---------- Data to process

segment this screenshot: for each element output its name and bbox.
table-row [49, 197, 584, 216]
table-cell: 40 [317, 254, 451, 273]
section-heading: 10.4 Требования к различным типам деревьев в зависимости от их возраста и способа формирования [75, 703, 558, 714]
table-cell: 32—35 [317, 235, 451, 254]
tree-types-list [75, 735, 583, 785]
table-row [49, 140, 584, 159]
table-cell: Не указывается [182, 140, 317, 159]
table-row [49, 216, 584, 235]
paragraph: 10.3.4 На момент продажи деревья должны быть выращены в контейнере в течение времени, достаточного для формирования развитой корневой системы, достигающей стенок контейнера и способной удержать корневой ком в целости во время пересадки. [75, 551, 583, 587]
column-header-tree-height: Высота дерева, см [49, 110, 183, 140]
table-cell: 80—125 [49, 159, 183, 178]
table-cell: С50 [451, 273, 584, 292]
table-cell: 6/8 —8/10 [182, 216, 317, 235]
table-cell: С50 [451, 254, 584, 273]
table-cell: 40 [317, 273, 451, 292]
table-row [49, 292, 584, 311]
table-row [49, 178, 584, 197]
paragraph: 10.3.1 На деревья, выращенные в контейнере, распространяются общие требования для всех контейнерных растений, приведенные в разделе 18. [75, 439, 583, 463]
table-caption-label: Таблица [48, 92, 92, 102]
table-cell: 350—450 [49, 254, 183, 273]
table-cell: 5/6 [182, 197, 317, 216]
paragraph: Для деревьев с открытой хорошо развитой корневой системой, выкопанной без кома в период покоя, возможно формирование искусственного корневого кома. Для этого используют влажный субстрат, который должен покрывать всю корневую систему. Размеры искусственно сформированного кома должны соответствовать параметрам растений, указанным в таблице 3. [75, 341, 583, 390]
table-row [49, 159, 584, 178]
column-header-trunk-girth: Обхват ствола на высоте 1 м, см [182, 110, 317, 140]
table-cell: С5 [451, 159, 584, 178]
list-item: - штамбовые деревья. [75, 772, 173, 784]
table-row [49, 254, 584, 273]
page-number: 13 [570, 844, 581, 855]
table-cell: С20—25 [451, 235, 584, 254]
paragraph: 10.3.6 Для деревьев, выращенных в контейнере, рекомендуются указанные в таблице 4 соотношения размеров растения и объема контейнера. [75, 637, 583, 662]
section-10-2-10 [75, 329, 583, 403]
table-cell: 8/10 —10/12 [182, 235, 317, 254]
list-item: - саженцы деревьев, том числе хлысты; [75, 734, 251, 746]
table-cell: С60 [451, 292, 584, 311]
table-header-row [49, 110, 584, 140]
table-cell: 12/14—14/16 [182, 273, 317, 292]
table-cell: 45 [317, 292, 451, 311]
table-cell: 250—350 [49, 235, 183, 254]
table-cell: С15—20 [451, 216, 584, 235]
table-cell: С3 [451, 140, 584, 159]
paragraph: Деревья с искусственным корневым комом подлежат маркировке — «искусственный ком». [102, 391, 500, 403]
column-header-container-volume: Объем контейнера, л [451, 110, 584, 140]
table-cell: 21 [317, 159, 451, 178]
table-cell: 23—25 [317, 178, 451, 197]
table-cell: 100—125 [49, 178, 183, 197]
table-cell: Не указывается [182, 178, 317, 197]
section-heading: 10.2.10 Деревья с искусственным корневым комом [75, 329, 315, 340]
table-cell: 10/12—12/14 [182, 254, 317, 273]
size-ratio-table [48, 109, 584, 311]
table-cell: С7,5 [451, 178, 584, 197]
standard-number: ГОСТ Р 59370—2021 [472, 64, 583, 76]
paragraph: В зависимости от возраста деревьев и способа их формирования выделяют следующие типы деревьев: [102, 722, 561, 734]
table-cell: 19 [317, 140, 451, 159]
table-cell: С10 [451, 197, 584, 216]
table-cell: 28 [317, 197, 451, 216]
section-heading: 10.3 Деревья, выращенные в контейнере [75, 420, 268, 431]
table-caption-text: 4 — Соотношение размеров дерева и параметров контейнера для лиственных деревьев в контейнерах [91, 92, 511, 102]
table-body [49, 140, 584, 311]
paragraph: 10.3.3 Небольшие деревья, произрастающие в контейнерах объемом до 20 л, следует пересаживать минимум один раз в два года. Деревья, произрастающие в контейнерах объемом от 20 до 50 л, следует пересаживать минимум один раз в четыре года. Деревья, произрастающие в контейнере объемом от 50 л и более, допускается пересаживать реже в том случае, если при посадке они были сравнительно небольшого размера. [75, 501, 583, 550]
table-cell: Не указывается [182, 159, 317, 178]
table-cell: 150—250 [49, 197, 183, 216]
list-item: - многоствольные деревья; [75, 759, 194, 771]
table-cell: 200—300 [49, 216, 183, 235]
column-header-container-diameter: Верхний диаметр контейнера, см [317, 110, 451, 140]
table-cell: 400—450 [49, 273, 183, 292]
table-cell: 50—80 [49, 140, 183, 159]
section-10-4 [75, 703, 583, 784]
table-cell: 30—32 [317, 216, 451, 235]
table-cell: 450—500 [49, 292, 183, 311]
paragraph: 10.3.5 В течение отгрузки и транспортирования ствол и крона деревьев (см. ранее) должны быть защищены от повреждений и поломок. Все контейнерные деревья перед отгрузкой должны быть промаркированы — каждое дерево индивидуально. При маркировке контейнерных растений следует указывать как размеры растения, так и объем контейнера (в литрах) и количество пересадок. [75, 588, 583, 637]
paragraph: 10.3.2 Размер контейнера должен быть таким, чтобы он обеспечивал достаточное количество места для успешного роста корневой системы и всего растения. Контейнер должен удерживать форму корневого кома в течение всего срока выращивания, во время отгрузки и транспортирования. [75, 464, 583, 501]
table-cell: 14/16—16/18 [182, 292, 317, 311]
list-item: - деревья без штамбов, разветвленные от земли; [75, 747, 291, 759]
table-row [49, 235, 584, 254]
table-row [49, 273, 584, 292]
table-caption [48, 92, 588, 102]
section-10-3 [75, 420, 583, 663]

--------------------

→ Exercise
Rewrite all the records with every "paragraph" changed to "text-block" and nothing else altered.

→ Solution below
segment this screenshot: for each element output its name and bbox.
table-row [49, 197, 584, 216]
table-cell: 40 [317, 254, 451, 273]
section-heading: 10.4 Требования к различным типам деревьев в зависимости от их возраста и способа формирования [75, 703, 558, 714]
table-cell: 32—35 [317, 235, 451, 254]
tree-types-list [75, 735, 583, 785]
table-row [49, 140, 584, 159]
table-cell: Не указывается [182, 140, 317, 159]
table-row [49, 216, 584, 235]
text-block: 10.3.4 На момент продажи деревья должны быть выращены в контейнере в течение времени, достаточного для формирования развитой корневой системы, достигающей стенок контейнера и способной удержать корневой ком в целости во время пересадки. [75, 551, 583, 587]
column-header-tree-height: Высота дерева, см [49, 110, 183, 140]
table-cell: 80—125 [49, 159, 183, 178]
table-cell: С50 [451, 273, 584, 292]
table-cell: 6/8 —8/10 [182, 216, 317, 235]
table-cell: С50 [451, 254, 584, 273]
table-cell: 40 [317, 273, 451, 292]
table-row [49, 292, 584, 311]
table-row [49, 178, 584, 197]
text-block: 10.3.1 На деревья, выращенные в контейнере, распространяются общие требования для всех контейнерных растений, приведенные в разделе 18. [75, 439, 583, 463]
table-caption-label: Таблица [48, 92, 92, 102]
table-cell: 350—450 [49, 254, 183, 273]
table-cell: 5/6 [182, 197, 317, 216]
text-block: Для деревьев с открытой хорошо развитой корневой системой, выкопанной без кома в период покоя, возможно формирование искусственного корневого кома. Для этого используют влажный субстрат, который должен покрывать всю корневую систему. Размеры искусственно сформированного кома должны соответствовать параметрам растений, указанным в таблице 3. [75, 341, 583, 390]
table-row [49, 159, 584, 178]
column-header-trunk-girth: Обхват ствола на высоте 1 м, см [182, 110, 317, 140]
table-cell: С5 [451, 159, 584, 178]
list-item: - штамбовые деревья. [75, 772, 173, 784]
table-row [49, 254, 584, 273]
page-number: 13 [570, 844, 581, 855]
table-cell: С20—25 [451, 235, 584, 254]
text-block: 10.3.6 Для деревьев, выращенных в контейнере, рекомендуются указанные в таблице 4 соотношения размеров растения и объема контейнера. [75, 637, 583, 662]
section-10-2-10 [75, 329, 583, 403]
table-cell: 8/10 —10/12 [182, 235, 317, 254]
list-item: - саженцы деревьев, том числе хлысты; [75, 734, 251, 746]
table-cell: С60 [451, 292, 584, 311]
table-header-row [49, 110, 584, 140]
table-cell: 12/14—14/16 [182, 273, 317, 292]
table-cell: 45 [317, 292, 451, 311]
table-cell: 250—350 [49, 235, 183, 254]
table-cell: С15—20 [451, 216, 584, 235]
table-cell: С3 [451, 140, 584, 159]
text-block: Деревья с искусственным корневым комом подлежат маркировке — «искусственный ком». [102, 391, 500, 403]
column-header-container-volume: Объем контейнера, л [451, 110, 584, 140]
table-cell: 21 [317, 159, 451, 178]
table-cell: 23—25 [317, 178, 451, 197]
table-cell: 100—125 [49, 178, 183, 197]
table-cell: Не указывается [182, 178, 317, 197]
section-heading: 10.2.10 Деревья с искусственным корневым комом [75, 329, 315, 340]
table-cell: 10/12—12/14 [182, 254, 317, 273]
size-ratio-table [48, 109, 584, 311]
table-cell: С7,5 [451, 178, 584, 197]
standard-number: ГОСТ Р 59370—2021 [472, 64, 583, 76]
text-block: В зависимости от возраста деревьев и способа их формирования выделяют следующие типы деревьев: [102, 722, 561, 734]
table-cell: 19 [317, 140, 451, 159]
table-cell: С10 [451, 197, 584, 216]
table-cell: 28 [317, 197, 451, 216]
section-heading: 10.3 Деревья, выращенные в контейнере [75, 420, 268, 431]
table-caption-text: 4 — Соотношение размеров дерева и параметров контейнера для лиственных деревьев в контейнерах [91, 92, 511, 102]
table-body [49, 140, 584, 311]
text-block: 10.3.3 Небольшие деревья, произрастающие в контейнерах объемом до 20 л, следует пересаживать минимум один раз в два года. Деревья, произрастающие в контейнерах объемом от 20 до 50 л, следует пересаживать минимум один раз в четыре года. Деревья, произрастающие в контейнере объемом от 50 л и более, допускается пересаживать реже в том случае, если при посадке они были сравнительно небольшого размера. [75, 501, 583, 550]
table-cell: Не указывается [182, 159, 317, 178]
table-cell: 150—250 [49, 197, 183, 216]
list-item: - многоствольные деревья; [75, 759, 194, 771]
table-cell: 200—300 [49, 216, 183, 235]
column-header-container-diameter: Верхний диаметр контейнера, см [317, 110, 451, 140]
table-cell: 400—450 [49, 273, 183, 292]
table-cell: 50—80 [49, 140, 183, 159]
section-10-4 [75, 703, 583, 784]
table-cell: 30—32 [317, 216, 451, 235]
table-cell: 450—500 [49, 292, 183, 311]
text-block: 10.3.5 В течение отгрузки и транспортирования ствол и крона деревьев (см. ранее) должны быть защищены от повреждений и поломок. Все контейнерные деревья перед отгрузкой должны быть промаркированы — каждое дерево индивидуально. При маркировке контейнерных растений следует указывать как размеры растения, так и объем контейнера (в литрах) и количество пересадок. [75, 588, 583, 637]
text-block: 10.3.2 Размер контейнера должен быть таким, чтобы он обеспечивал достаточное количество места для успешного роста корневой системы и всего растения. Контейнер должен удерживать форму корневого кома в течение всего срока выращивания, во время отгрузки и транспортирования. [75, 464, 583, 501]
table-cell: 14/16—16/18 [182, 292, 317, 311]
list-item: - деревья без штамбов, разветвленные от земли; [75, 747, 291, 759]
table-row [49, 235, 584, 254]
table-row [49, 273, 584, 292]
table-caption [48, 92, 588, 102]
section-10-3 [75, 420, 583, 663]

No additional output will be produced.